• _Exercise brief_: Copy all of the material below exactly.

• _Source data_:
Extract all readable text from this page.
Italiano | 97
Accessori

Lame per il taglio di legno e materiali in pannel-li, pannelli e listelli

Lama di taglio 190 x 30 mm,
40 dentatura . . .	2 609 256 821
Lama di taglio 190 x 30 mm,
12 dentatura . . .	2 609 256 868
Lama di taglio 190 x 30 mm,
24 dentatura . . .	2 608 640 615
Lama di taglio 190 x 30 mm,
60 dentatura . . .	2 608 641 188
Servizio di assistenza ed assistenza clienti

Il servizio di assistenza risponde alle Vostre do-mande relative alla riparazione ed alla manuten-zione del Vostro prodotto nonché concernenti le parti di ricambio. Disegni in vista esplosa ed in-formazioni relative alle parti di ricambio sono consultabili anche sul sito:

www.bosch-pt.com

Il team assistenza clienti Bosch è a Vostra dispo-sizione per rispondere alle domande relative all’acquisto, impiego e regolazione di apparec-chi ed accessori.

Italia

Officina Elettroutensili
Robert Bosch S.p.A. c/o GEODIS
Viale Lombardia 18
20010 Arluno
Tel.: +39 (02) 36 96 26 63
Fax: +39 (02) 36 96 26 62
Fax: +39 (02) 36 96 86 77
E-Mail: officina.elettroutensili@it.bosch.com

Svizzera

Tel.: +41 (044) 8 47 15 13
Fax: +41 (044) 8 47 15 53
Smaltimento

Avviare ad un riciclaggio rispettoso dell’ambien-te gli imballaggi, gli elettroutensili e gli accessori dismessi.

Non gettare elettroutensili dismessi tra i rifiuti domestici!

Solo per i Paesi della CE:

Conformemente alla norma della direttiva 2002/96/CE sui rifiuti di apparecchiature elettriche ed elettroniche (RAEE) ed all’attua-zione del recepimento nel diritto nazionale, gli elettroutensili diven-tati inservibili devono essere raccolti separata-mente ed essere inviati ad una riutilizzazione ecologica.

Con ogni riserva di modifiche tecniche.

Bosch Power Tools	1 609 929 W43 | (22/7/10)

• _Output for this exercise_:
Extract all readable text from this page.
Italiano | 97
Accessori

Lame per il taglio di legno e materiali in pannel-li, pannelli e listelli

Lama di taglio 190 x 30 mm,
40 dentatura . . .	2 609 256 821
Lama di taglio 190 x 30 mm,
12 dentatura . . .	2 609 256 868
Lama di taglio 190 x 30 mm,
24 dentatura . . .	2 608 640 615
Lama di taglio 190 x 30 mm,
60 dentatura . . .	2 608 641 188
Servizio di assistenza ed assistenza clienti

Il servizio di assistenza risponde alle Vostre do-mande relative alla riparazione ed alla manuten-zione del Vostro prodotto nonché concernenti le parti di ricambio. Disegni in vista esplosa ed in-formazioni relative alle parti di ricambio sono consultabili anche sul sito:

www.bosch-pt.com

Il team assistenza clienti Bosch è a Vostra dispo-sizione per rispondere alle domande relative all’acquisto, impiego e regolazione di apparec-chi ed accessori.

Italia

Officina Elettroutensili
Robert Bosch S.p.A. c/o GEODIS
Viale Lombardia 18
20010 Arluno
Tel.: +39 (02) 36 96 26 63
Fax: +39 (02) 36 96 26 62
Fax: +39 (02) 36 96 86 77
E-Mail: officina.elettroutensili@it.bosch.com

Svizzera

Tel.: +41 (044) 8 47 15 13
Fax: +41 (044) 8 47 15 53
Smaltimento

Avviare ad un riciclaggio rispettoso dell’ambien-te gli imballaggi, gli elettroutensili e gli accessori dismessi.

Non gettare elettroutensili dismessi tra i rifiuti domestici!

Solo per i Paesi della CE:

Conformemente alla norma della direttiva 2002/96/CE sui rifiuti di apparecchiature elettriche ed elettroniche (RAEE) ed all’attua-zione del recepimento nel diritto nazionale, gli elettroutensili diven-tati inservibili devono essere raccolti separata-mente ed essere inviati ad una riutilizzazione ecologica.

Con ogni riserva di modifiche tecniche.

Bosch Power Tools	1 609 929 W43 | (22/7/10)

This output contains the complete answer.